• **WHAT IS REQUIRED**
Exactly repeat the material, dropping every picture from the copy.

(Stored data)
>> begin
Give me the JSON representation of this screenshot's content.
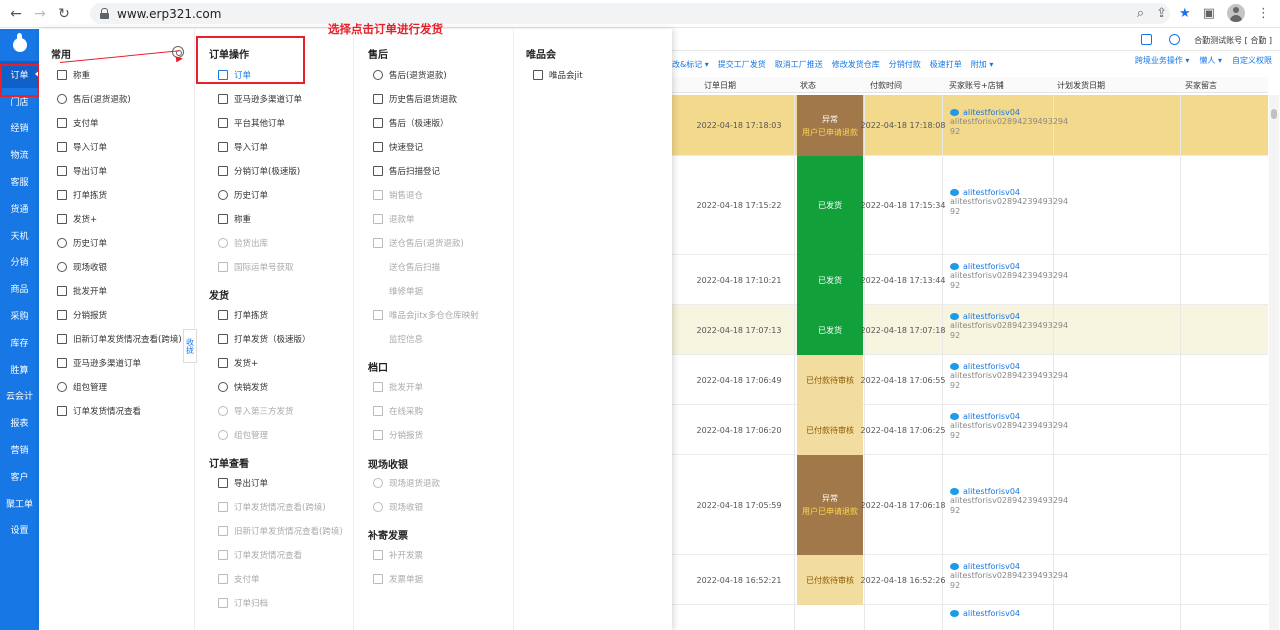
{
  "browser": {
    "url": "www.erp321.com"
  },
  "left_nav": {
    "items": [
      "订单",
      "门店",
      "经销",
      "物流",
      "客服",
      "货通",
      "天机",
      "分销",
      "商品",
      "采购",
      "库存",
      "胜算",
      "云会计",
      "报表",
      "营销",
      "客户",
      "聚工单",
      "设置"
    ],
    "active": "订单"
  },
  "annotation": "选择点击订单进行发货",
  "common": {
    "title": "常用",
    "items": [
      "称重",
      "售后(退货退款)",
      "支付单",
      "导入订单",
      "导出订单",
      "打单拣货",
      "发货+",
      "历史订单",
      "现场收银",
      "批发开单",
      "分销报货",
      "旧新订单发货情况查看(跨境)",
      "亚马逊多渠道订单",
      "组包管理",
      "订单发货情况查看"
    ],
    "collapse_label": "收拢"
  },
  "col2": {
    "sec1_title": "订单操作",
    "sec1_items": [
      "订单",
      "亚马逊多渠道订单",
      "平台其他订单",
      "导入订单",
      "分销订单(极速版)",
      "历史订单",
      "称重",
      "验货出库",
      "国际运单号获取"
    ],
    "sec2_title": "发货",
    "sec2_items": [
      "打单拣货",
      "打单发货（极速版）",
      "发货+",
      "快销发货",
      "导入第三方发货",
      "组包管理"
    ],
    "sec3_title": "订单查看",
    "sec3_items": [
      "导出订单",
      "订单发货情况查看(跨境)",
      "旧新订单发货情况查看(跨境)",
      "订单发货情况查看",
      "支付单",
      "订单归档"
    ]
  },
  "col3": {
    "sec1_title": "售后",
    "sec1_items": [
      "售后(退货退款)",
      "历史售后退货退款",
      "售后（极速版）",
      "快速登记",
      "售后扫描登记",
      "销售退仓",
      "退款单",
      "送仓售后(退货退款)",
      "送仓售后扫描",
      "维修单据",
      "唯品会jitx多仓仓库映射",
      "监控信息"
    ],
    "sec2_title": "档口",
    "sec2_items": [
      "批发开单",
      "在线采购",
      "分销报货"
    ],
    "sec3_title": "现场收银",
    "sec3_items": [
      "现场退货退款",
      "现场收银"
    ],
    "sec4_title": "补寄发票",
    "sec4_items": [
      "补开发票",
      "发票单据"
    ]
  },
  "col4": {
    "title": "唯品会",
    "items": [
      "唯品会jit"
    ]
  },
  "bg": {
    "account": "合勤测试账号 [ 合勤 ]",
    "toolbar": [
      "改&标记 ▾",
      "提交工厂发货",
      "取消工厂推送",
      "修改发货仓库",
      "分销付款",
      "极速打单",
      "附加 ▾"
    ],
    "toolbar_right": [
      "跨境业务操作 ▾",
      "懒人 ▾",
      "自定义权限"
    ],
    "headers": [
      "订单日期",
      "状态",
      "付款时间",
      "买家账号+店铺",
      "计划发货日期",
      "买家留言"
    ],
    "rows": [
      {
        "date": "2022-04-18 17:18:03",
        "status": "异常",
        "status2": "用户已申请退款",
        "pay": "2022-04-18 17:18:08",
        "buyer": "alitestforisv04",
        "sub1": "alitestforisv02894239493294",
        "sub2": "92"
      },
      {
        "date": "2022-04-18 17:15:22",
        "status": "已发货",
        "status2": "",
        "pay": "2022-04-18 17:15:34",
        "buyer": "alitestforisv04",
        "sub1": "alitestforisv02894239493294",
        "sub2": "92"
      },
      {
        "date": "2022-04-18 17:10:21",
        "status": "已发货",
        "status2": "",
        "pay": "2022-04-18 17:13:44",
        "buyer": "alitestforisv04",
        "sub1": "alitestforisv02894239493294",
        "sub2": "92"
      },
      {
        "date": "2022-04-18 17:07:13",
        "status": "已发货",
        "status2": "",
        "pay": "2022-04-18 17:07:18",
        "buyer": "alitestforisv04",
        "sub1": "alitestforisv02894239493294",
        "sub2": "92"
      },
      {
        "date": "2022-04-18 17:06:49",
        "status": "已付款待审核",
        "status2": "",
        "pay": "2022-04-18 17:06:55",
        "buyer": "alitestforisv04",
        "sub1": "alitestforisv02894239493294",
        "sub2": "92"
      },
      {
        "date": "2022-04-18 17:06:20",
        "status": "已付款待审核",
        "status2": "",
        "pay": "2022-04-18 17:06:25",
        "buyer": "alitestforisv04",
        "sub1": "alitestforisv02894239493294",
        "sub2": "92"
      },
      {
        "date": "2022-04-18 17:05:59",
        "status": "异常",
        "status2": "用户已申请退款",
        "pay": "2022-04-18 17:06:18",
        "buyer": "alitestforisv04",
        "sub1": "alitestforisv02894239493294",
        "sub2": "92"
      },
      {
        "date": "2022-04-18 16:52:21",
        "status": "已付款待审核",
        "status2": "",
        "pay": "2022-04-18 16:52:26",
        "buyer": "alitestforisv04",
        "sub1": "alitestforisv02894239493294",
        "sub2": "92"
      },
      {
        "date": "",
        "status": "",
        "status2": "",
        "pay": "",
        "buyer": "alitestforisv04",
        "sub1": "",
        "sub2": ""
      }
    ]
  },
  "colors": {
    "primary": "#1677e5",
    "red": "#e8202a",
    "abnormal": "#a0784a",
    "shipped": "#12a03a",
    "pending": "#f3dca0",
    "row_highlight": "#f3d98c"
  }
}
>> end
• **SOLUTION**
Give me the JSON representation of this screenshot's content.
{
  "browser": {
    "url": "www.erp321.com"
  },
  "left_nav": {
    "items": [
      "订单",
      "门店",
      "经销",
      "物流",
      "客服",
      "货通",
      "天机",
      "分销",
      "商品",
      "采购",
      "库存",
      "胜算",
      "云会计",
      "报表",
      "营销",
      "客户",
      "聚工单",
      "设置"
    ],
    "active": "订单"
  },
  "annotation": "选择点击订单进行发货",
  "common": {
    "title": "常用",
    "items": [
      "称重",
      "售后(退货退款)",
      "支付单",
      "导入订单",
      "导出订单",
      "打单拣货",
      "发货+",
      "历史订单",
      "现场收银",
      "批发开单",
      "分销报货",
      "旧新订单发货情况查看(跨境)",
      "亚马逊多渠道订单",
      "组包管理",
      "订单发货情况查看"
    ],
    "collapse_label": "收拢"
  },
  "col2": {
    "sec1_title": "订单操作",
    "sec1_items": [
      "订单",
      "亚马逊多渠道订单",
      "平台其他订单",
      "导入订单",
      "分销订单(极速版)",
      "历史订单",
      "称重",
      "验货出库",
      "国际运单号获取"
    ],
    "sec2_title": "发货",
    "sec2_items": [
      "打单拣货",
      "打单发货（极速版）",
      "发货+",
      "快销发货",
      "导入第三方发货",
      "组包管理"
    ],
    "sec3_title": "订单查看",
    "sec3_items": [
      "导出订单",
      "订单发货情况查看(跨境)",
      "旧新订单发货情况查看(跨境)",
      "订单发货情况查看",
      "支付单",
      "订单归档"
    ]
  },
  "col3": {
    "sec1_title": "售后",
    "sec1_items": [
      "售后(退货退款)",
      "历史售后退货退款",
      "售后（极速版）",
      "快速登记",
      "售后扫描登记",
      "销售退仓",
      "退款单",
      "送仓售后(退货退款)",
      "送仓售后扫描",
      "维修单据",
      "唯品会jitx多仓仓库映射",
      "监控信息"
    ],
    "sec2_title": "档口",
    "sec2_items": [
      "批发开单",
      "在线采购",
      "分销报货"
    ],
    "sec3_title": "现场收银",
    "sec3_items": [
      "现场退货退款",
      "现场收银"
    ],
    "sec4_title": "补寄发票",
    "sec4_items": [
      "补开发票",
      "发票单据"
    ]
  },
  "col4": {
    "title": "唯品会",
    "items": [
      "唯品会jit"
    ]
  },
  "bg": {
    "account": "合勤测试账号 [ 合勤 ]",
    "toolbar": [
      "改&标记 ▾",
      "提交工厂发货",
      "取消工厂推送",
      "修改发货仓库",
      "分销付款",
      "极速打单",
      "附加 ▾"
    ],
    "toolbar_right": [
      "跨境业务操作 ▾",
      "懒人 ▾",
      "自定义权限"
    ],
    "headers": [
      "订单日期",
      "状态",
      "付款时间",
      "买家账号+店铺",
      "计划发货日期",
      "买家留言"
    ],
    "rows": [
      {
        "date": "2022-04-18 17:18:03",
        "status": "异常",
        "status2": "用户已申请退款",
        "pay": "2022-04-18 17:18:08",
        "buyer": "alitestforisv04",
        "sub1": "alitestforisv02894239493294",
        "sub2": "92"
      },
      {
        "date": "2022-04-18 17:15:22",
        "status": "已发货",
        "status2": "",
        "pay": "2022-04-18 17:15:34",
        "buyer": "alitestforisv04",
        "sub1": "alitestforisv02894239493294",
        "sub2": "92"
      },
      {
        "date": "2022-04-18 17:10:21",
        "status": "已发货",
        "status2": "",
        "pay": "2022-04-18 17:13:44",
        "buyer": "alitestforisv04",
        "sub1": "alitestforisv02894239493294",
        "sub2": "92"
      },
      {
        "date": "2022-04-18 17:07:13",
        "status": "已发货",
        "status2": "",
        "pay": "2022-04-18 17:07:18",
        "buyer": "alitestforisv04",
        "sub1": "alitestforisv02894239493294",
        "sub2": "92"
      },
      {
        "date": "2022-04-18 17:06:49",
        "status": "已付款待审核",
        "status2": "",
        "pay": "2022-04-18 17:06:55",
        "buyer": "alitestforisv04",
        "sub1": "alitestforisv02894239493294",
        "sub2": "92"
      },
      {
        "date": "2022-04-18 17:06:20",
        "status": "已付款待审核",
        "status2": "",
        "pay": "2022-04-18 17:06:25",
        "buyer": "alitestforisv04",
        "sub1": "alitestforisv02894239493294",
        "sub2": "92"
      },
      {
        "date": "2022-04-18 17:05:59",
        "status": "异常",
        "status2": "用户已申请退款",
        "pay": "2022-04-18 17:06:18",
        "buyer": "alitestforisv04",
        "sub1": "alitestforisv02894239493294",
        "sub2": "92"
      },
      {
        "date": "2022-04-18 16:52:21",
        "status": "已付款待审核",
        "status2": "",
        "pay": "2022-04-18 16:52:26",
        "buyer": "alitestforisv04",
        "sub1": "alitestforisv02894239493294",
        "sub2": "92"
      },
      {
        "date": "",
        "status": "",
        "status2": "",
        "pay": "",
        "buyer": "alitestforisv04",
        "sub1": "",
        "sub2": ""
      }
    ]
  },
  "colors": {
    "primary": "#1677e5",
    "red": "#e8202a",
    "abnormal": "#a0784a",
    "shipped": "#12a03a",
    "pending": "#f3dca0",
    "row_highlight": "#f3d98c"
  }
}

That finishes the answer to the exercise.